**Records for the exercise**
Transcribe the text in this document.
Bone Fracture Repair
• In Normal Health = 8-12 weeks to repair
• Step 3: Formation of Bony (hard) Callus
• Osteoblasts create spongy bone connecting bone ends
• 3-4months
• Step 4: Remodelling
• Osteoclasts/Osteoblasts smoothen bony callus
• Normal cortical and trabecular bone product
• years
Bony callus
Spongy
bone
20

**Exercise aim**
Produce a verbatim transcription of the entries above.

**Complete answer**
Transcribe the text in this document.
Bone Fracture Repair
• In Normal Health = 8-12 weeks to repair
• Step 3: Formation of Bony (hard) Callus
• Osteoblasts create spongy bone connecting bone ends
• 3-4months
• Step 4: Remodelling
• Osteoclasts/Osteoblasts smoothen bony callus
• Normal cortical and trabecular bone product
• years
Bony callus
Spongy
bone
20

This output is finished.